* [Supplied entries]:
● ● ● ●

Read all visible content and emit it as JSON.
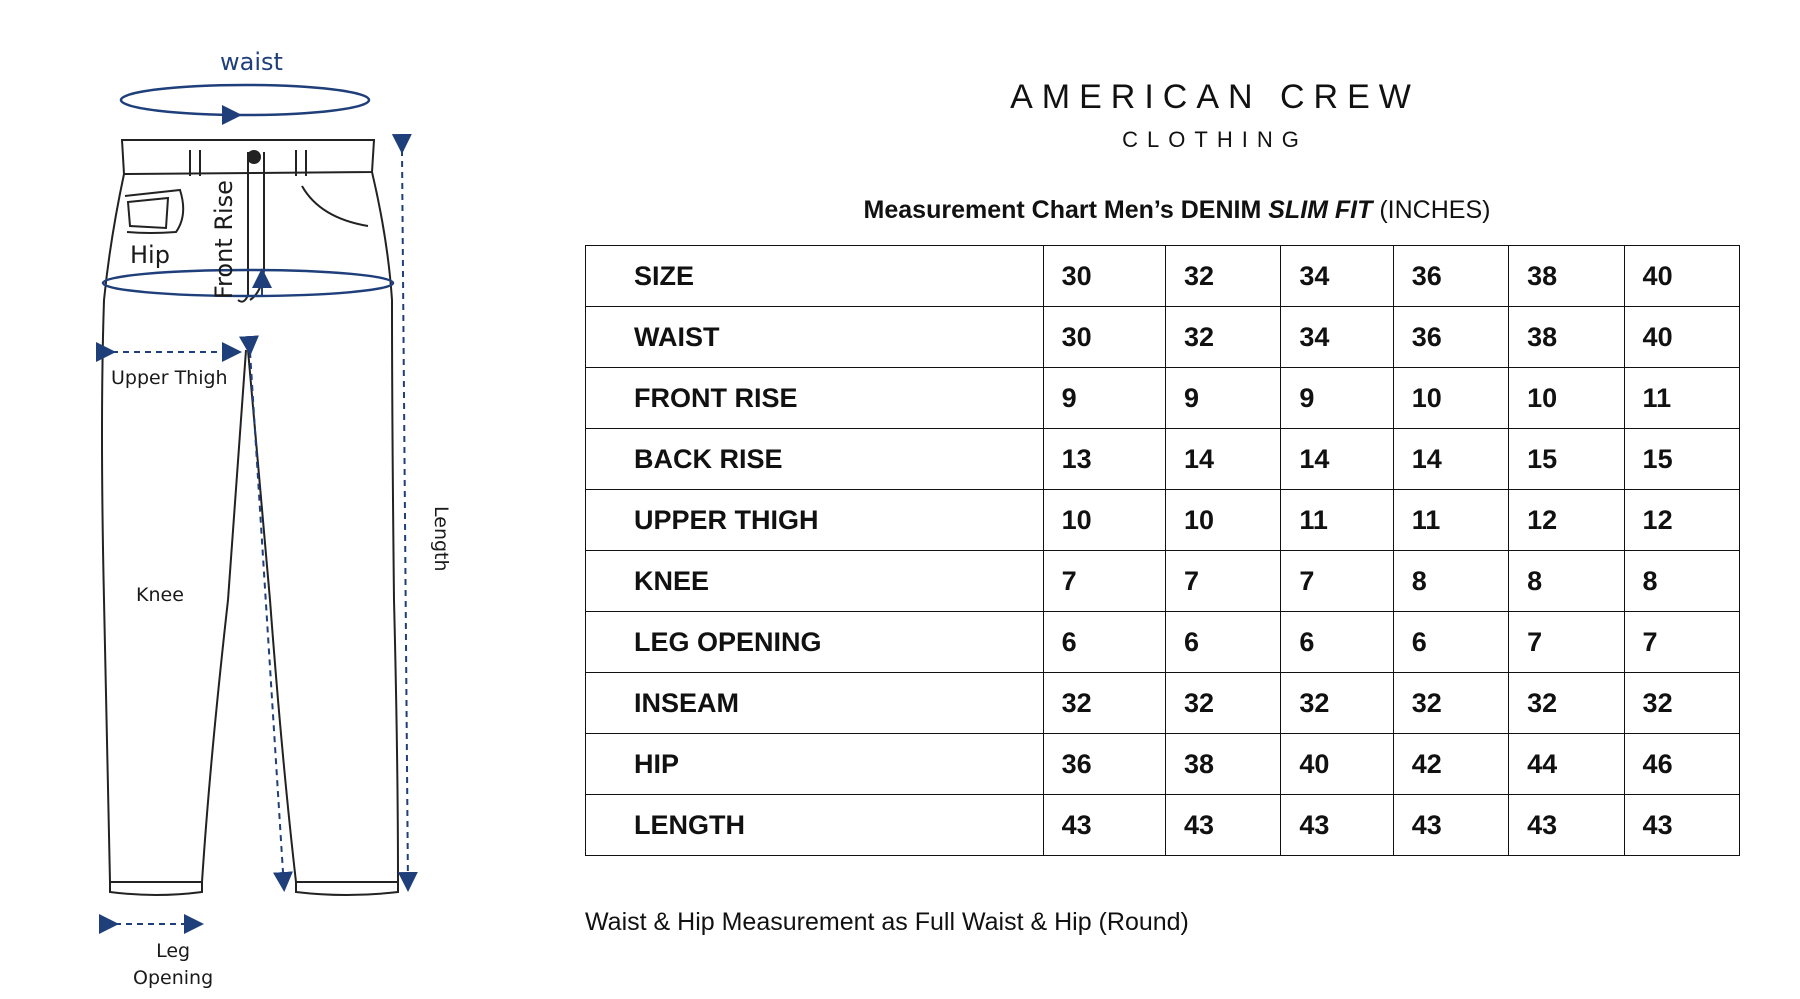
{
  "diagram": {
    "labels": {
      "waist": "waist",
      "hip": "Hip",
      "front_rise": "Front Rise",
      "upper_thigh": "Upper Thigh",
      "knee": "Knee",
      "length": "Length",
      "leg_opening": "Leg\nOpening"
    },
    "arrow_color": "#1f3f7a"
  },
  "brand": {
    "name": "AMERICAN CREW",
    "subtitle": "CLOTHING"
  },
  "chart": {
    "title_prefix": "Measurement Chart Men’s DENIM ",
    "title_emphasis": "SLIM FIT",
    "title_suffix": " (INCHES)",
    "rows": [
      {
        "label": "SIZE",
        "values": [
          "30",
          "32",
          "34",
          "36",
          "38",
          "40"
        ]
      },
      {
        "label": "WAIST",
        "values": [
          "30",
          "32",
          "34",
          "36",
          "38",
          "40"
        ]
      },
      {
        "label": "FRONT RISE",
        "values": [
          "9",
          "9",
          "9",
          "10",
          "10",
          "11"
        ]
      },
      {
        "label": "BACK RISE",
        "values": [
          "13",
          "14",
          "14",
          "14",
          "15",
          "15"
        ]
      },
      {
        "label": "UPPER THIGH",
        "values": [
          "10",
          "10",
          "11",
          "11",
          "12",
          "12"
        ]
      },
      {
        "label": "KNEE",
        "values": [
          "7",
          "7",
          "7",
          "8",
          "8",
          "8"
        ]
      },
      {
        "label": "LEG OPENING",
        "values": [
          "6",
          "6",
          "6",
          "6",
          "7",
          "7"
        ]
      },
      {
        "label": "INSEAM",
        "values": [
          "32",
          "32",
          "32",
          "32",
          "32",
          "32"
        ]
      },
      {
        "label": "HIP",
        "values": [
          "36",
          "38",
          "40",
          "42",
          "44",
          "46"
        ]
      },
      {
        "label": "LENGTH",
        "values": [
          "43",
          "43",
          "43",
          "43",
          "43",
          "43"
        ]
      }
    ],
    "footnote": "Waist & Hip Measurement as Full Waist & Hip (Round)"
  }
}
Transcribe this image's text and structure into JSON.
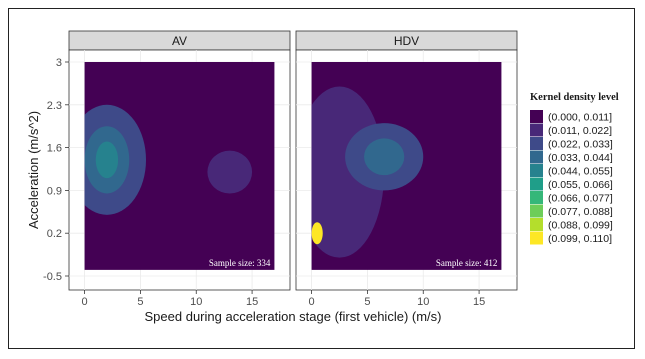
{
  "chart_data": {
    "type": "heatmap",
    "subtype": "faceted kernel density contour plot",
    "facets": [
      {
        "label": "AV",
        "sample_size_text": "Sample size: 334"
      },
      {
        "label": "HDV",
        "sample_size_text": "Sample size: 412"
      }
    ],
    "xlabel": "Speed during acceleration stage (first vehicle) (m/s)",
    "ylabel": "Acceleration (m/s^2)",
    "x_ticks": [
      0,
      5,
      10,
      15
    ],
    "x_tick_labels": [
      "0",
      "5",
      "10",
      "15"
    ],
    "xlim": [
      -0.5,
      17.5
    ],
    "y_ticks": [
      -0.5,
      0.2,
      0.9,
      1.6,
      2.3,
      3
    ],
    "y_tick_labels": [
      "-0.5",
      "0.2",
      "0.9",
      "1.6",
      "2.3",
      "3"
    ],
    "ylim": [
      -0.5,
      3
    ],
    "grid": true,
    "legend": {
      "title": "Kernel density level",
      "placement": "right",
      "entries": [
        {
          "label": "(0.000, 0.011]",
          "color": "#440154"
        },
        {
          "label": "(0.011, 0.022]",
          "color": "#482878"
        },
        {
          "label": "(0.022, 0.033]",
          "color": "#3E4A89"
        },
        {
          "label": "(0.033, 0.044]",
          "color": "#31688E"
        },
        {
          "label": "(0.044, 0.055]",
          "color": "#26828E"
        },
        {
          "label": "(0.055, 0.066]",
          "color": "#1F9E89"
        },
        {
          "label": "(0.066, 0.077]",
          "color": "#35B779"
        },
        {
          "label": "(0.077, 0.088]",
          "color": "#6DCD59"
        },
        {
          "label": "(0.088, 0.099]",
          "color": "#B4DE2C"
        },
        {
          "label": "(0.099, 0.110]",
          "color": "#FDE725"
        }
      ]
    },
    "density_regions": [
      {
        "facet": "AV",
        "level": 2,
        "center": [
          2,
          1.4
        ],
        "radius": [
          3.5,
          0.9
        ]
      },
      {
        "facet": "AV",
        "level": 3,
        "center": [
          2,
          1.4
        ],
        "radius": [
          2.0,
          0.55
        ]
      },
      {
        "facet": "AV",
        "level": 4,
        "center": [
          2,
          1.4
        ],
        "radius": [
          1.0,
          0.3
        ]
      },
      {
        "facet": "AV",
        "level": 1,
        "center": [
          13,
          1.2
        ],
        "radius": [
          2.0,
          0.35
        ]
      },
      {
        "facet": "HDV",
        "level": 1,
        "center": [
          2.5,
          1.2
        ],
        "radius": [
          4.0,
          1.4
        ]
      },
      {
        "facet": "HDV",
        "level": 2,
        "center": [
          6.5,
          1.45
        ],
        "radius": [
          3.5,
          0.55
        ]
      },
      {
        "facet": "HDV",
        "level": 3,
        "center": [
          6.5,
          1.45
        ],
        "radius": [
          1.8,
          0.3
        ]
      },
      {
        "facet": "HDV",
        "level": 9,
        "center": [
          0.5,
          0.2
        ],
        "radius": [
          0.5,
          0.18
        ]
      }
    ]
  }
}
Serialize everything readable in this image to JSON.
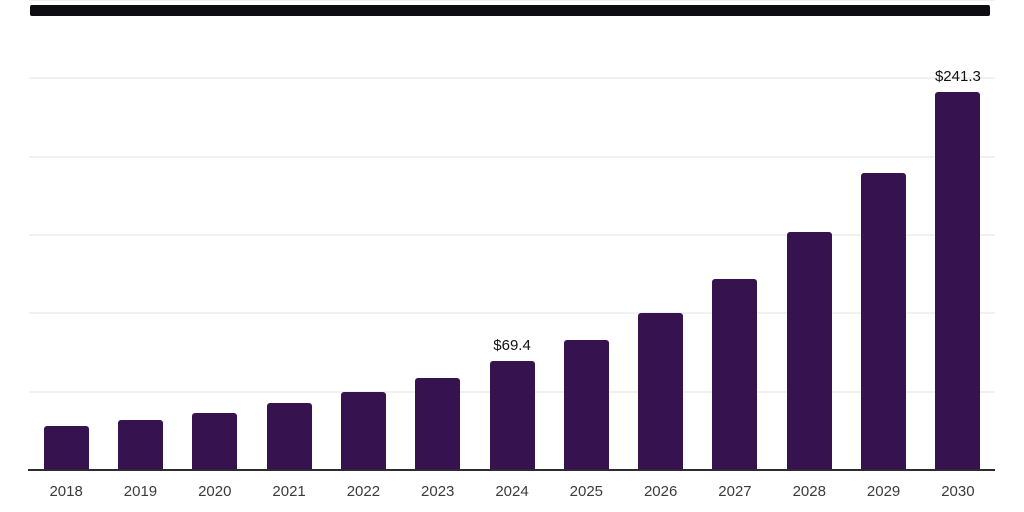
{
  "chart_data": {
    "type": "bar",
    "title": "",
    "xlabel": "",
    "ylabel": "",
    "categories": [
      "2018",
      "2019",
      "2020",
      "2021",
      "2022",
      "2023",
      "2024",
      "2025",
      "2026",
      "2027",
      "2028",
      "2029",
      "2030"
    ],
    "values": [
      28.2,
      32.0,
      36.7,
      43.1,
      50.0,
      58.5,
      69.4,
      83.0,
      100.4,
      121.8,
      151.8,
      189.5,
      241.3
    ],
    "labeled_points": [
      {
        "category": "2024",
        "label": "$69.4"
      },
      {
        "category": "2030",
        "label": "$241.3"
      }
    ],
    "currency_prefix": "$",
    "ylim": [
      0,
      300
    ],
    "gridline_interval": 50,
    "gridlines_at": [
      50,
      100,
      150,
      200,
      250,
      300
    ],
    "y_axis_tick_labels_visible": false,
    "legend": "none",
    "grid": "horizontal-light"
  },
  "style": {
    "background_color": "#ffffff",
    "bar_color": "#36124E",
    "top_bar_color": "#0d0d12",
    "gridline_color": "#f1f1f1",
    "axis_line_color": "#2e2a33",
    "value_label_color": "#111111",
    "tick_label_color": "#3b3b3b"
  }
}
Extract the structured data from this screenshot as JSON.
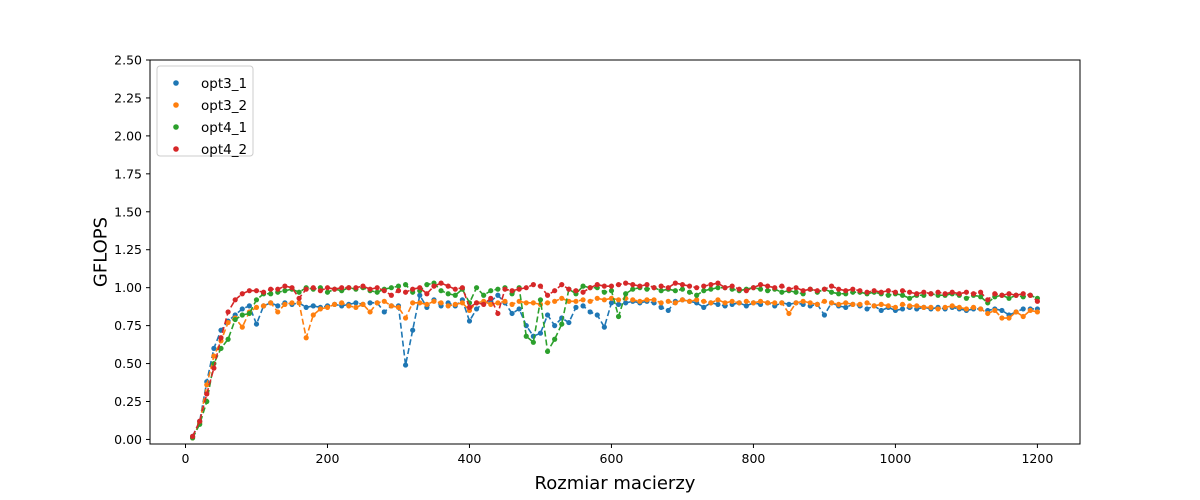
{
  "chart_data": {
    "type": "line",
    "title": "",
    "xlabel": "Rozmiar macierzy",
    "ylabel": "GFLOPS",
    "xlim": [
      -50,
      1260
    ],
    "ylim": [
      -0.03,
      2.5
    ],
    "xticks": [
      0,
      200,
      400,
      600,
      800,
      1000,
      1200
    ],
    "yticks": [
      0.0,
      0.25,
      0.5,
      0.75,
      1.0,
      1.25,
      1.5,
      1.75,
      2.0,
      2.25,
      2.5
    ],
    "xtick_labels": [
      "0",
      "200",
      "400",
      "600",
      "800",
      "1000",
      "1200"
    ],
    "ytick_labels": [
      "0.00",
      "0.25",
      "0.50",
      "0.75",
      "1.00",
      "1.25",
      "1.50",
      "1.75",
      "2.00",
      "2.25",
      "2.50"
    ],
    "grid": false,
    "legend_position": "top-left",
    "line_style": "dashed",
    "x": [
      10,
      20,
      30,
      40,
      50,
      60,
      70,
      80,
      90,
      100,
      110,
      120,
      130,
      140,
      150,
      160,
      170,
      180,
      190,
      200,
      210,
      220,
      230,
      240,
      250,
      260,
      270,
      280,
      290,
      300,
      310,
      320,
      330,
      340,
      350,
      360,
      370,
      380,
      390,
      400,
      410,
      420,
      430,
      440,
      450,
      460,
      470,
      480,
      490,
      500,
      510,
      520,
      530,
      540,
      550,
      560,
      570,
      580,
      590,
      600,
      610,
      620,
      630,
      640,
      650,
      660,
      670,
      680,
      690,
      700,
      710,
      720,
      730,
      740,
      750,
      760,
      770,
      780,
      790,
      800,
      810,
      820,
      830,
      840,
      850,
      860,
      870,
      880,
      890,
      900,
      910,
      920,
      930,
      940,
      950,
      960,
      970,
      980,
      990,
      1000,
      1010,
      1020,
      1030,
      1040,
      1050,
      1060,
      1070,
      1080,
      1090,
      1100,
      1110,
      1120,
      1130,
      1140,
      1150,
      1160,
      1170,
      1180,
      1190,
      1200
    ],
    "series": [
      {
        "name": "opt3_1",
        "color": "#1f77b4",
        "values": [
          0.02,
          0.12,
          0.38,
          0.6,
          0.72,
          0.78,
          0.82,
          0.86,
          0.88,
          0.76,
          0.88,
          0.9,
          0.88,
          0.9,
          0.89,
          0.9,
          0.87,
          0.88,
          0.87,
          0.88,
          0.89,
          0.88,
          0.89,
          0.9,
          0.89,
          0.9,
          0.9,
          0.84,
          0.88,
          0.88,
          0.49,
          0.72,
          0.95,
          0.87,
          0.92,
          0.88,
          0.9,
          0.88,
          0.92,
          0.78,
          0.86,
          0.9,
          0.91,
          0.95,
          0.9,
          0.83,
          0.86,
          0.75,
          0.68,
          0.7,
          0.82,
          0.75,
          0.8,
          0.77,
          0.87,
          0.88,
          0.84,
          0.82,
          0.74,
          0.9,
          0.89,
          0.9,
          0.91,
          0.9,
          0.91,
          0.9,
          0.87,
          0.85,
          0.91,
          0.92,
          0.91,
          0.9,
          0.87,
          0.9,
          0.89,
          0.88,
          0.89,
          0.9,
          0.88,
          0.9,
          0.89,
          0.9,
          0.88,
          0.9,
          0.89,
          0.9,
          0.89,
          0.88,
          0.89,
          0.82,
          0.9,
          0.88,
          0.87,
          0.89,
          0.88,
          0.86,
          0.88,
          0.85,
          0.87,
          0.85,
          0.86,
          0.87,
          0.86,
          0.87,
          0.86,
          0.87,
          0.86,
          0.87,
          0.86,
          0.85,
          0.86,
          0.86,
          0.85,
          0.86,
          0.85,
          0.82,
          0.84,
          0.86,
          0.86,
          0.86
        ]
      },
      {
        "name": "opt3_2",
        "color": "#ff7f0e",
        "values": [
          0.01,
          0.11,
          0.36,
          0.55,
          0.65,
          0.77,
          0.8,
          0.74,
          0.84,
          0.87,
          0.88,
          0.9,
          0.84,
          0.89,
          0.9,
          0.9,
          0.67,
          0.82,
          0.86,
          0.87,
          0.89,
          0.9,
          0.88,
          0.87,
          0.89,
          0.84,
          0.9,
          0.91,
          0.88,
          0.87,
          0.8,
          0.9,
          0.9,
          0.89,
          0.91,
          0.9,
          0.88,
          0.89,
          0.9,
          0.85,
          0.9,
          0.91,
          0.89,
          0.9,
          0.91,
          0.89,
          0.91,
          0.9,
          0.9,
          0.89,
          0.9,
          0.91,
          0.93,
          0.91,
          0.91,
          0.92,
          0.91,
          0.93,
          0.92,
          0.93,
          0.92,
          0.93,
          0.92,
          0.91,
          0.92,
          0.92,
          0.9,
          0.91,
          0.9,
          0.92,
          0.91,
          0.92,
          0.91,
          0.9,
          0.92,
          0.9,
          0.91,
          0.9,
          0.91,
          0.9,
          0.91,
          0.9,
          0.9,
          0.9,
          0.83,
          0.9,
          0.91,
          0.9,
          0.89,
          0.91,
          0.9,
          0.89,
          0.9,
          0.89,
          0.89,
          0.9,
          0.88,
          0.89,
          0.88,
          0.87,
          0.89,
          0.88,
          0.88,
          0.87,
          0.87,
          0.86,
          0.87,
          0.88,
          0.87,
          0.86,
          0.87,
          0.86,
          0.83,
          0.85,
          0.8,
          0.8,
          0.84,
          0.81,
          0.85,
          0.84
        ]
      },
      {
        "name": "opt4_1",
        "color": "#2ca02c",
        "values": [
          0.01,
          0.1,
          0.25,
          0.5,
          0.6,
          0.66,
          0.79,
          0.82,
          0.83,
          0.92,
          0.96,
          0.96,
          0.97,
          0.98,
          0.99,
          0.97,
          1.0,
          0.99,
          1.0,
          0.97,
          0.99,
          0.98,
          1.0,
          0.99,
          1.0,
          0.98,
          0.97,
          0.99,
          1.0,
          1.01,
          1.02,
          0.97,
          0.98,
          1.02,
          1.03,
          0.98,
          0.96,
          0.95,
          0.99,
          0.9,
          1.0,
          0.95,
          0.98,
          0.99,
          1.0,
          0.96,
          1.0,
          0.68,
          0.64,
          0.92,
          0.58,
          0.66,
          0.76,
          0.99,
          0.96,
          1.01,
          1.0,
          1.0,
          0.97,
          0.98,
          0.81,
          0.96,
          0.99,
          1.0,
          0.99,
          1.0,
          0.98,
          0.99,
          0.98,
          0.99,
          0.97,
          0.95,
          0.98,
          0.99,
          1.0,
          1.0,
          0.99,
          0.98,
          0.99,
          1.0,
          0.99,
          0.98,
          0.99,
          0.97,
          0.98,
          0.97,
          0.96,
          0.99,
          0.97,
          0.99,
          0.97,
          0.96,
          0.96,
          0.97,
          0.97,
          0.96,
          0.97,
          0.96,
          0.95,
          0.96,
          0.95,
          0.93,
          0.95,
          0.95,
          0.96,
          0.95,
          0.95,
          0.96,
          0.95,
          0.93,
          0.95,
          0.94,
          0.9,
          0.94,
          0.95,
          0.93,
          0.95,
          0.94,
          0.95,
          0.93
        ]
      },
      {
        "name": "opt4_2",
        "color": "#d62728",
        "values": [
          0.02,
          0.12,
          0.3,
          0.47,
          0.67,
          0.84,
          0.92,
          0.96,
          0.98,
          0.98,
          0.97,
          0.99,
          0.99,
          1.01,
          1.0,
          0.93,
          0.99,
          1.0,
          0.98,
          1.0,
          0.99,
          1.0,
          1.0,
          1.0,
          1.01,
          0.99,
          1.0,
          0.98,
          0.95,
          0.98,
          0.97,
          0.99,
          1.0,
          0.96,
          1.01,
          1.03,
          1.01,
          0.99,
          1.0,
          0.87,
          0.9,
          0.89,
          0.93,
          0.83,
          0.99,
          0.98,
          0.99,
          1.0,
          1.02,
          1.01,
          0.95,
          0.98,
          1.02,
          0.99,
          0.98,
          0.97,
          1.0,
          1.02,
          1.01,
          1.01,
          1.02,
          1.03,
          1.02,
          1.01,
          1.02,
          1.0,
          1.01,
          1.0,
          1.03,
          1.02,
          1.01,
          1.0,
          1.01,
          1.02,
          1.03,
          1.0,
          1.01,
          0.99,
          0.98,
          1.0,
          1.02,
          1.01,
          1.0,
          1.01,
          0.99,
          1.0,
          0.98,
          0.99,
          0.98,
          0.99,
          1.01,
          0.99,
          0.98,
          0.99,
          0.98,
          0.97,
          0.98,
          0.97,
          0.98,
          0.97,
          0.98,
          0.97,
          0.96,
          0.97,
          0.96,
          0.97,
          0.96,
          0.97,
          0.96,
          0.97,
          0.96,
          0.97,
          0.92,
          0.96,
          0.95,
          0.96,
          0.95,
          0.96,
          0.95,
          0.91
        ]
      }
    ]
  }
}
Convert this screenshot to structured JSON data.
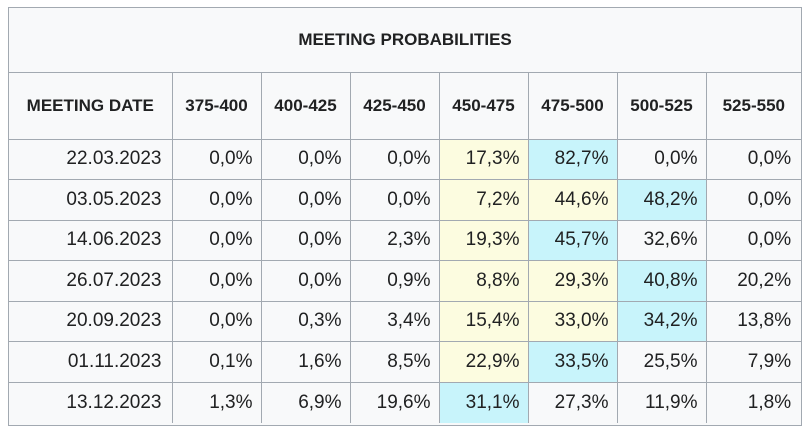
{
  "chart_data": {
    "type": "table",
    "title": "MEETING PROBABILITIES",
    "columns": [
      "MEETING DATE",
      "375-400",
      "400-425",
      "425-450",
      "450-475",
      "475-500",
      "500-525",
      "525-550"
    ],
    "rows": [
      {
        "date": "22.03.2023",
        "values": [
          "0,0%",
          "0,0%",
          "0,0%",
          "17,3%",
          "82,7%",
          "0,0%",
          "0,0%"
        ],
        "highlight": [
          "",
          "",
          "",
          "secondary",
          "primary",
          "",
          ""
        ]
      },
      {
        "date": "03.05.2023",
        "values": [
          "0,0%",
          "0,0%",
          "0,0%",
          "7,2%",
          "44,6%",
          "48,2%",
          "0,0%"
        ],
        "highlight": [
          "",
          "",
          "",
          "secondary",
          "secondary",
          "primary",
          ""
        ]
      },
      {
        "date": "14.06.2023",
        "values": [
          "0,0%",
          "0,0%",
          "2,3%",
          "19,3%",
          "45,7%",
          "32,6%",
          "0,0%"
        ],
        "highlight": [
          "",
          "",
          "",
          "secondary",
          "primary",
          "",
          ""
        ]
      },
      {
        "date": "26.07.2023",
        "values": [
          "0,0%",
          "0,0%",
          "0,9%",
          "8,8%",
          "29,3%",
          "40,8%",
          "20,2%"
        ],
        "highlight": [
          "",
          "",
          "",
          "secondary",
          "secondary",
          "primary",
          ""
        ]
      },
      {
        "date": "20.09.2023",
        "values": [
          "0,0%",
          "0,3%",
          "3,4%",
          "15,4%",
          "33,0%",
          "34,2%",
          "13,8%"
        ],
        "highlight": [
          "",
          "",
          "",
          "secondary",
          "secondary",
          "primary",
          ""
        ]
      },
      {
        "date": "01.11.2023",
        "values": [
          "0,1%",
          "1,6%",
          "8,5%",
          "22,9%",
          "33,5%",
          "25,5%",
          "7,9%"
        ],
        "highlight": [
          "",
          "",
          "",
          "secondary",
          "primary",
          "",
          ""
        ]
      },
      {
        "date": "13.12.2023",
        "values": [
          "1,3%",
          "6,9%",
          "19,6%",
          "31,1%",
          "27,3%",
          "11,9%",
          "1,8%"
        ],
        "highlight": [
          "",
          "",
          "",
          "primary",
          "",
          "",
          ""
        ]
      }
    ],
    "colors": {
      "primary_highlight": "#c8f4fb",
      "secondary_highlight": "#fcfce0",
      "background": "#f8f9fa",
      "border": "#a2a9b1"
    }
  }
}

● ● ● ●

* [Task requirements]: From the entries above, pull out each line that includes "false".

* [Response below]:
    "y_axis_tick_labels_visible": false,
    "grid": false,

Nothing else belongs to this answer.